[start of Supplied data]

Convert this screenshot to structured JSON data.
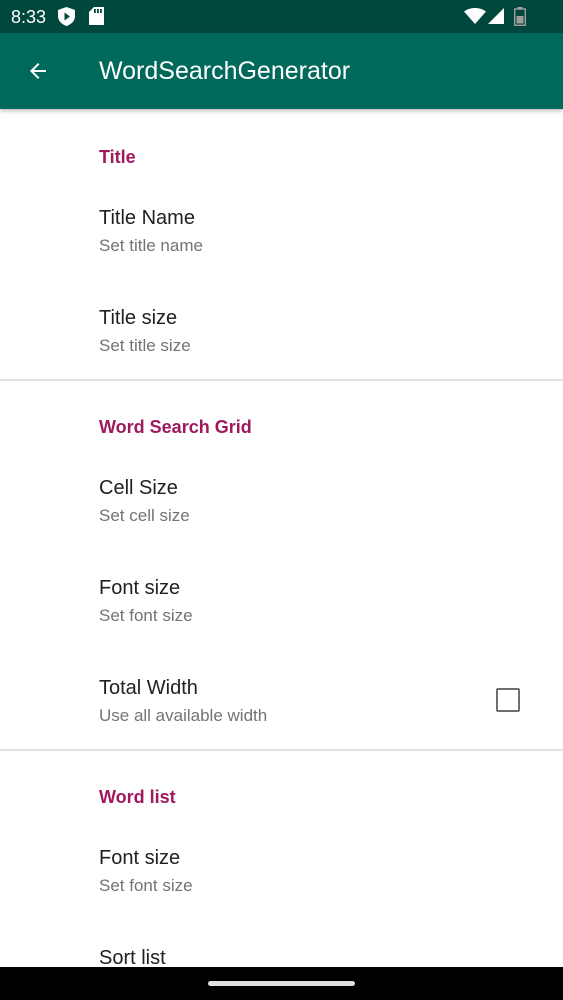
{
  "status_bar": {
    "time": "8:33",
    "icons": [
      "shield-icon",
      "sd-card-icon",
      "wifi-icon",
      "signal-icon",
      "battery-icon"
    ]
  },
  "app_bar": {
    "title": "WordSearchGenerator",
    "back_icon": "arrow-back-icon"
  },
  "colors": {
    "status_bar": "#00473d",
    "app_bar": "#00695c",
    "category_accent": "#a0195d"
  },
  "sections": [
    {
      "title": "Title",
      "items": [
        {
          "title": "Title Name",
          "summary": "Set title name"
        },
        {
          "title": "Title size",
          "summary": "Set title size"
        }
      ]
    },
    {
      "title": "Word Search Grid",
      "items": [
        {
          "title": "Cell Size",
          "summary": "Set cell size"
        },
        {
          "title": "Font size",
          "summary": "Set font size"
        },
        {
          "title": "Total Width",
          "summary": "Use all available width",
          "checkbox": {
            "checked": false
          }
        }
      ]
    },
    {
      "title": "Word list",
      "items": [
        {
          "title": "Font size",
          "summary": "Set font size"
        },
        {
          "title": "Sort list"
        }
      ]
    }
  ],
  "nav_bar": {
    "home_handle": "home-gesture-handle"
  }
}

[end of Supplied data]

* Goal of the exercise *
Give every record back exactly as it reads, with no images.

* Final result *
Convert this screenshot to structured JSON data.
{
  "status_bar": {
    "time": "8:33",
    "icons": [
      "shield-icon",
      "sd-card-icon",
      "wifi-icon",
      "signal-icon",
      "battery-icon"
    ]
  },
  "app_bar": {
    "title": "WordSearchGenerator",
    "back_icon": "arrow-back-icon"
  },
  "colors": {
    "status_bar": "#00473d",
    "app_bar": "#00695c",
    "category_accent": "#a0195d"
  },
  "sections": [
    {
      "title": "Title",
      "items": [
        {
          "title": "Title Name",
          "summary": "Set title name"
        },
        {
          "title": "Title size",
          "summary": "Set title size"
        }
      ]
    },
    {
      "title": "Word Search Grid",
      "items": [
        {
          "title": "Cell Size",
          "summary": "Set cell size"
        },
        {
          "title": "Font size",
          "summary": "Set font size"
        },
        {
          "title": "Total Width",
          "summary": "Use all available width",
          "checkbox": {
            "checked": false
          }
        }
      ]
    },
    {
      "title": "Word list",
      "items": [
        {
          "title": "Font size",
          "summary": "Set font size"
        },
        {
          "title": "Sort list"
        }
      ]
    }
  ],
  "nav_bar": {
    "home_handle": "home-gesture-handle"
  }
}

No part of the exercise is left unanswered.